Task to complete
State only the count of lines in the listing below that hold "true".

Information supplied
►

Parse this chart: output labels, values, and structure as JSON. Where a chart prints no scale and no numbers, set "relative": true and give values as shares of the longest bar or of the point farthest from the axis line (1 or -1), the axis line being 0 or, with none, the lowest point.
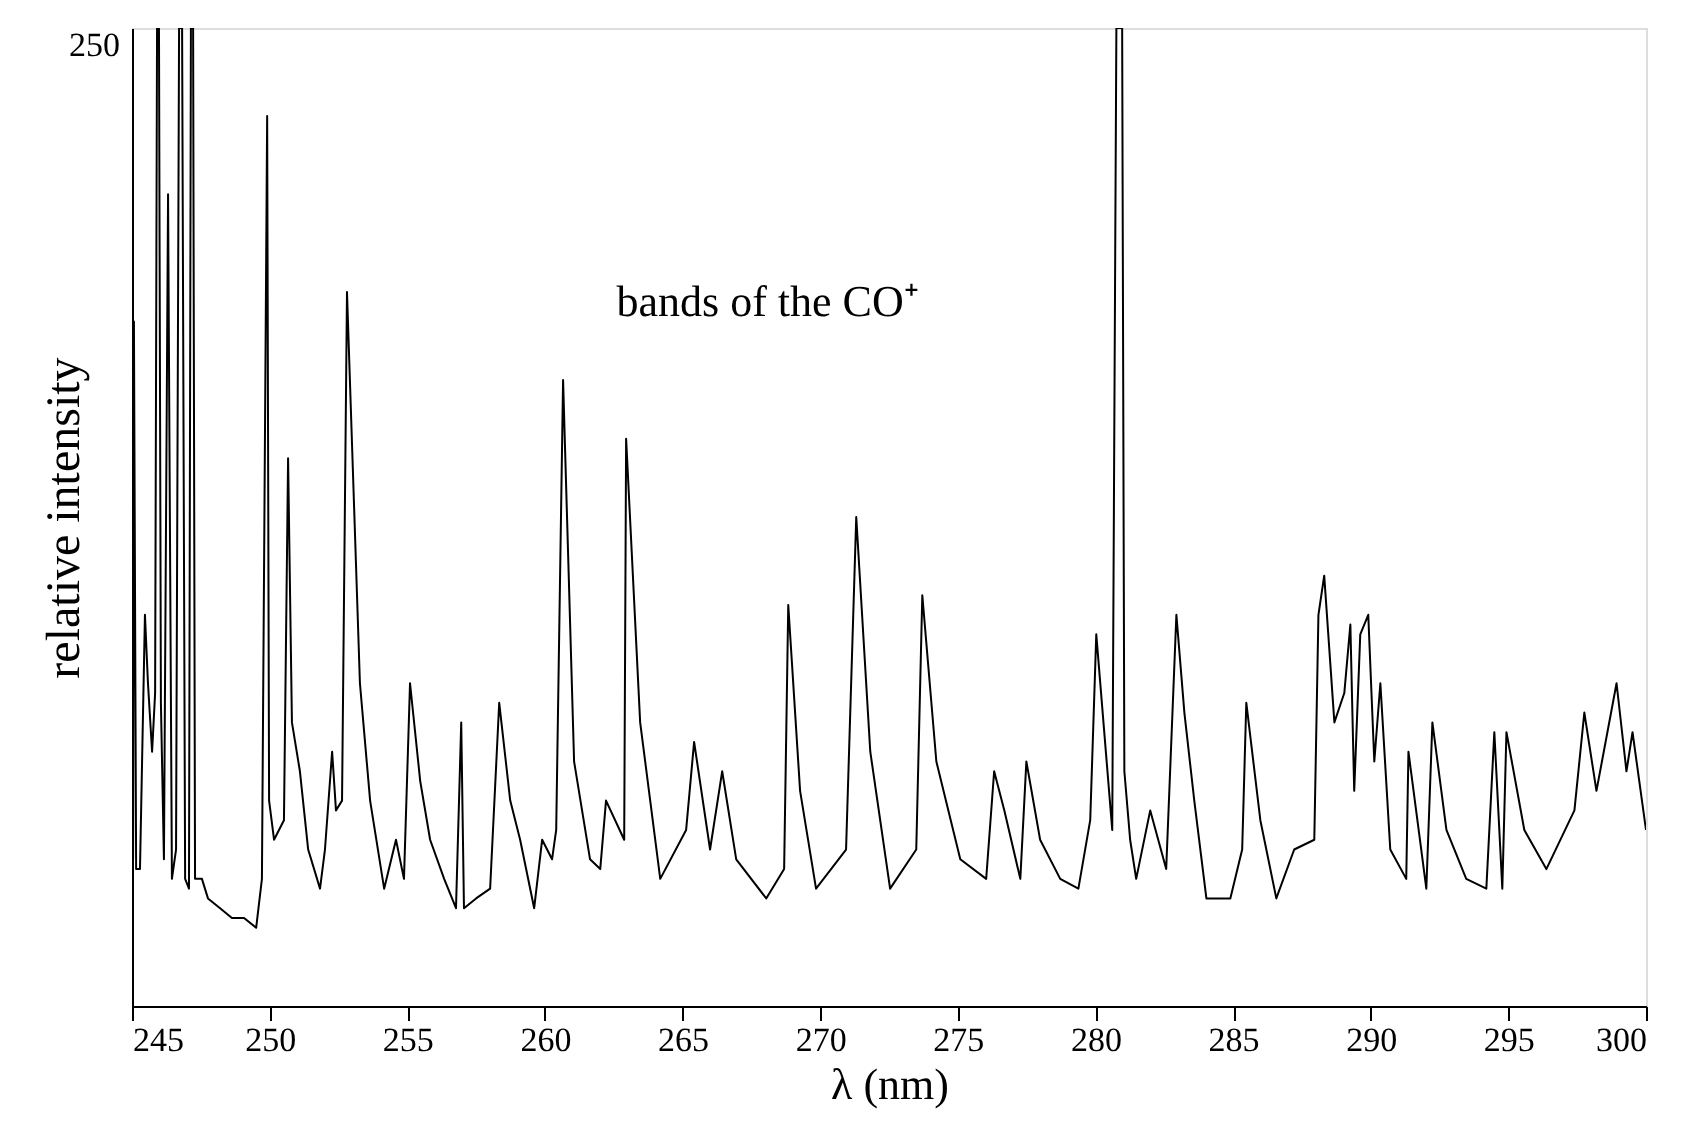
{
  "chart_data": {
    "type": "line",
    "relative": true,
    "xlabel": "λ (nm)",
    "ylabel": "relative intensity",
    "annotations": [
      "bands of the CO⁺",
      "250"
    ],
    "xlim": [
      245,
      300
    ],
    "xticks": [
      245,
      250,
      255,
      260,
      265,
      270,
      275,
      280,
      285,
      290,
      295,
      300
    ],
    "grid": false,
    "marker": "none",
    "line_style": "solid",
    "series": [
      {
        "color": "#000000",
        "x": [
          245.04,
          245.07,
          245.15,
          245.29,
          245.47,
          245.58,
          245.73,
          245.84,
          245.91,
          245.98,
          246.05,
          246.16,
          246.31,
          246.45,
          246.6,
          246.71,
          246.82,
          246.93,
          247.07,
          247.14,
          247.22,
          247.29,
          247.54,
          247.76,
          248.2,
          248.63,
          249.07,
          249.51,
          249.72,
          249.91,
          249.98,
          250.16,
          250.52,
          250.67,
          250.81,
          251.1,
          251.4,
          251.83,
          252.01,
          252.27,
          252.41,
          252.63,
          252.81,
          253.28,
          253.65,
          254.16,
          254.59,
          254.88,
          255.1,
          255.47,
          255.83,
          256.34,
          256.77,
          256.96,
          257.06,
          257.5,
          258.01,
          258.34,
          258.74,
          259.1,
          259.61,
          259.9,
          260.26,
          260.41,
          260.66,
          261.06,
          261.64,
          262.01,
          262.22,
          262.88,
          262.95,
          263.46,
          264.19,
          265.13,
          265.42,
          266.0,
          266.44,
          266.95,
          268.04,
          268.69,
          268.84,
          269.27,
          269.85,
          270.94,
          271.31,
          271.82,
          272.54,
          273.49,
          273.71,
          274.22,
          275.09,
          276.03,
          276.32,
          276.69,
          277.27,
          277.49,
          277.99,
          278.72,
          279.38,
          279.81,
          280.03,
          280.61,
          280.76,
          280.97,
          281.05,
          281.26,
          281.48,
          281.99,
          282.57,
          282.94,
          283.23,
          283.59,
          284.03,
          284.9,
          285.33,
          285.48,
          285.99,
          286.57,
          287.22,
          287.95,
          288.1,
          288.31,
          288.68,
          289.04,
          289.26,
          289.4,
          289.62,
          289.91,
          290.13,
          290.35,
          290.71,
          291.29,
          291.37,
          292.02,
          292.24,
          292.75,
          293.47,
          294.2,
          294.49,
          294.78,
          294.93,
          295.58,
          296.38,
          297.4,
          297.76,
          298.2,
          298.93,
          299.29,
          299.51,
          300.0
        ],
        "values": [
          0.15,
          0.7,
          0.14,
          0.14,
          0.4,
          0.33,
          0.26,
          0.32,
          1.0,
          1.0,
          0.31,
          0.15,
          0.83,
          0.13,
          0.16,
          1.0,
          1.0,
          0.13,
          0.12,
          1.0,
          1.0,
          0.13,
          0.13,
          0.11,
          0.1,
          0.09,
          0.09,
          0.08,
          0.13,
          0.91,
          0.21,
          0.17,
          0.19,
          0.56,
          0.29,
          0.24,
          0.16,
          0.12,
          0.16,
          0.26,
          0.2,
          0.21,
          0.73,
          0.33,
          0.21,
          0.12,
          0.17,
          0.13,
          0.33,
          0.23,
          0.17,
          0.13,
          0.1,
          0.29,
          0.1,
          0.11,
          0.12,
          0.31,
          0.21,
          0.17,
          0.1,
          0.17,
          0.15,
          0.18,
          0.64,
          0.25,
          0.15,
          0.14,
          0.21,
          0.17,
          0.58,
          0.29,
          0.13,
          0.18,
          0.27,
          0.16,
          0.24,
          0.15,
          0.11,
          0.14,
          0.41,
          0.22,
          0.12,
          0.16,
          0.5,
          0.26,
          0.12,
          0.16,
          0.42,
          0.25,
          0.15,
          0.13,
          0.24,
          0.2,
          0.13,
          0.25,
          0.17,
          0.13,
          0.12,
          0.19,
          0.38,
          0.18,
          1.0,
          1.0,
          0.24,
          0.17,
          0.13,
          0.2,
          0.14,
          0.4,
          0.3,
          0.21,
          0.11,
          0.11,
          0.16,
          0.31,
          0.19,
          0.11,
          0.16,
          0.17,
          0.4,
          0.44,
          0.29,
          0.32,
          0.39,
          0.22,
          0.38,
          0.4,
          0.25,
          0.33,
          0.16,
          0.13,
          0.26,
          0.12,
          0.29,
          0.18,
          0.13,
          0.12,
          0.28,
          0.12,
          0.28,
          0.18,
          0.14,
          0.2,
          0.3,
          0.22,
          0.33,
          0.24,
          0.28,
          0.18
        ]
      }
    ]
  }
}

◄

Written answer
2